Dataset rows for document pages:
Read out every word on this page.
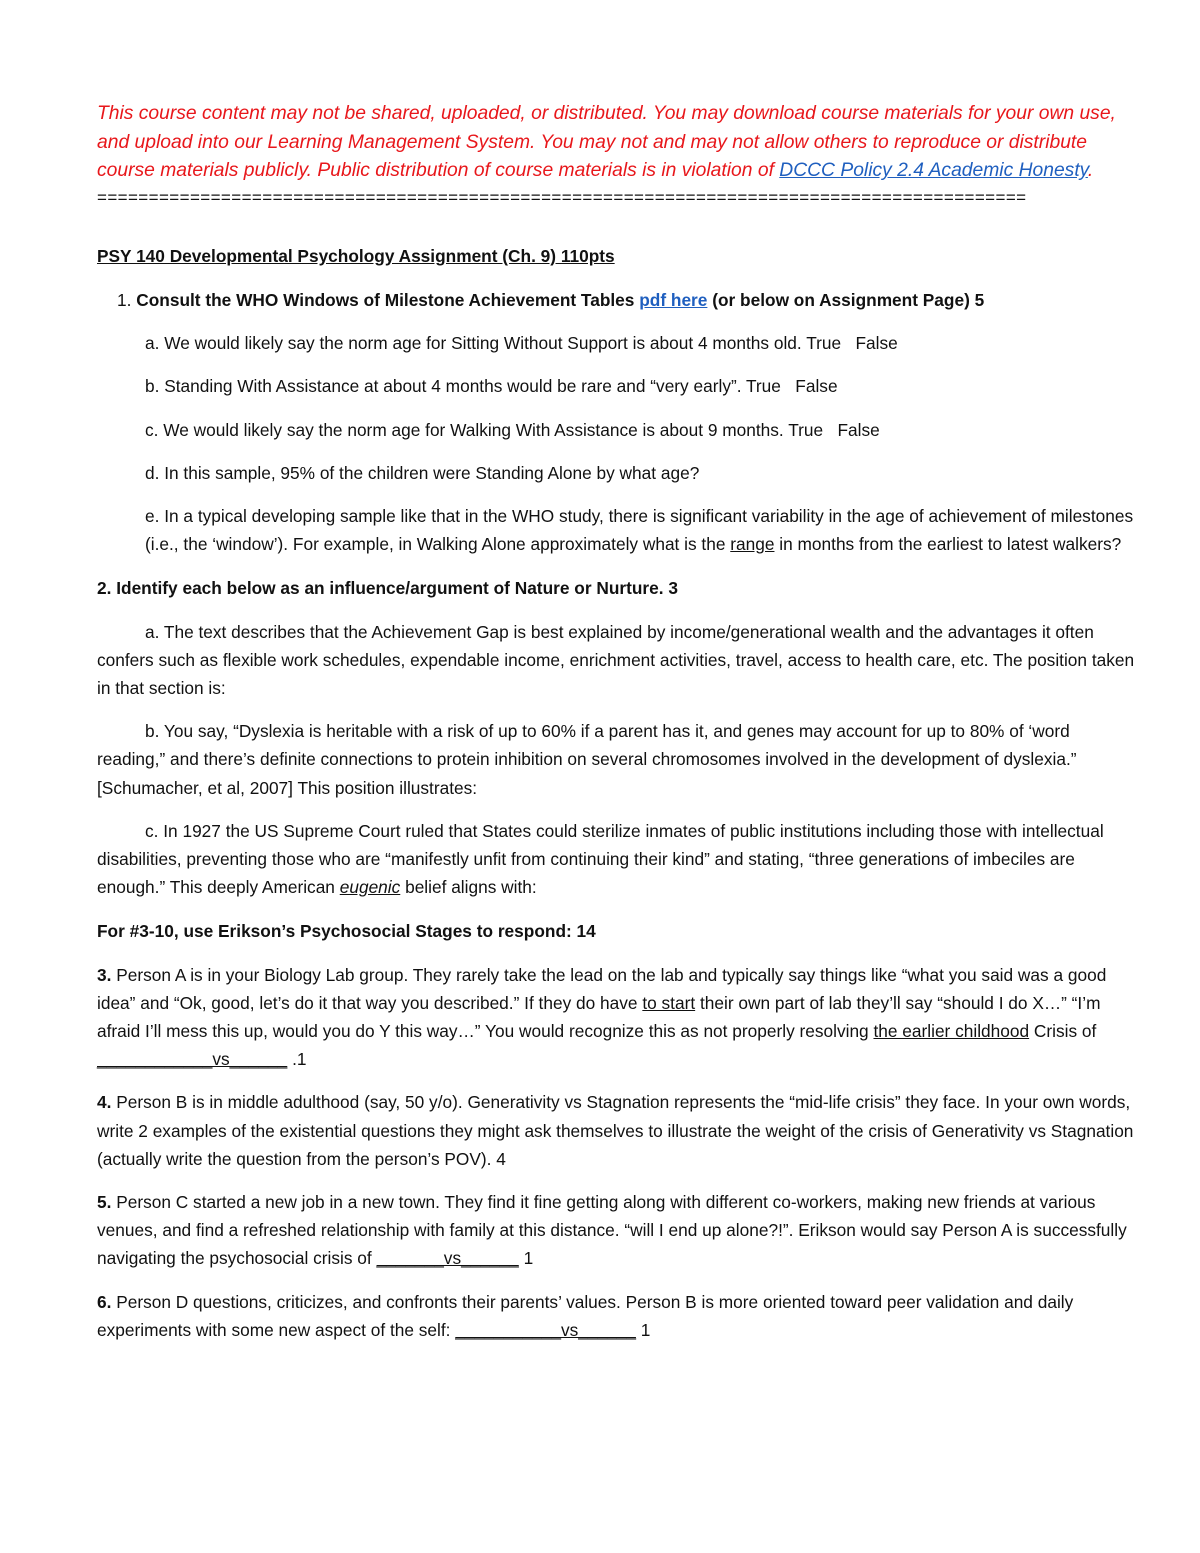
This course content may not be shared, uploaded, or distributed. You may download course materials for your own use, and upload into our Learning Management System. You may not and may not allow others to reproduce or distribute course materials publicly. Public distribution of course materials is in violation of DCCC Policy 2.4 Academic Honesty.

==========================================================================================

PSY 140 Developmental Psychology Assignment (Ch. 9) 110pts

1. Consult the WHO Windows of Milestone Achievement Tables pdf here (or below on Assignment Page) 5

a. We would likely say the norm age for Sitting Without Support is about 4 months old. True   False

b. Standing With Assistance at about 4 months would be rare and “very early”. True   False

c. We would likely say the norm age for Walking With Assistance is about 9 months. True   False

d. In this sample, 95% of the children were Standing Alone by what age?

e. In a typical developing sample like that in the WHO study, there is significant variability in the age of achievement of milestones (i.e., the ‘window’). For example, in Walking Alone approximately what is the range in months from the earliest to latest walkers?

2. Identify each below as an influence/argument of Nature or Nurture. 3

a. The text describes that the Achievement Gap is best explained by income/generational wealth and the advantages it often confers such as flexible work schedules, expendable income, enrichment activities, travel, access to health care, etc. The position taken in that section is:

b. You say, “Dyslexia is heritable with a risk of up to 60% if a parent has it, and genes may account for up to 80% of ‘word reading,” and there’s definite connections to protein inhibition on several chromosomes involved in the development of dyslexia.” [Schumacher, et al, 2007] This position illustrates:

c. In 1927 the US Supreme Court ruled that States could sterilize inmates of public institutions including those with intellectual disabilities, preventing those who are “manifestly unfit from continuing their kind” and stating, “three generations of imbeciles are enough.” This deeply American eugenic belief aligns with:

For #3-10, use Erikson’s Psychosocial Stages to respond: 14

3. Person A is in your Biology Lab group. They rarely take the lead on the lab and typically say things like “what you said was a good idea” and “Ok, good, let’s do it that way you described.” If they do have to start their own part of lab they’ll say “should I do X…” “I’m afraid I’ll mess this up, would you do Y this way…” You would recognize this as not properly resolving the earlier childhood Crisis of ____________vs______ .1

4. Person B is in middle adulthood (say, 50 y/o). Generativity vs Stagnation represents the “mid-life crisis” they face. In your own words, write 2 examples of the existential questions they might ask themselves to illustrate the weight of the crisis of Generativity vs Stagnation (actually write the question from the person’s POV). 4

5. Person C started a new job in a new town. They find it fine getting along with different co-workers, making new friends at various venues, and find a refreshed relationship with family at this distance. “will I end up alone?!”. Erikson would say Person A is successfully navigating the psychosocial crisis of _______vs______ 1

6. Person D questions, criticizes, and confronts their parents’ values. Person B is more oriented toward peer validation and daily experiments with some new aspect of the self: ___________vs______ 1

> _INSTRUCTIONS FOR THE TASK_:
Report all lines above with "True".

> _OUTPUT OF THE TASK_:
a. We would likely say the norm age for Sitting Without Support is about 4 months old. True   False
b. Standing With Assistance at about 4 months would be rare and “very early”. True   False
c. We would likely say the norm age for Walking With Assistance is about 9 months. True   False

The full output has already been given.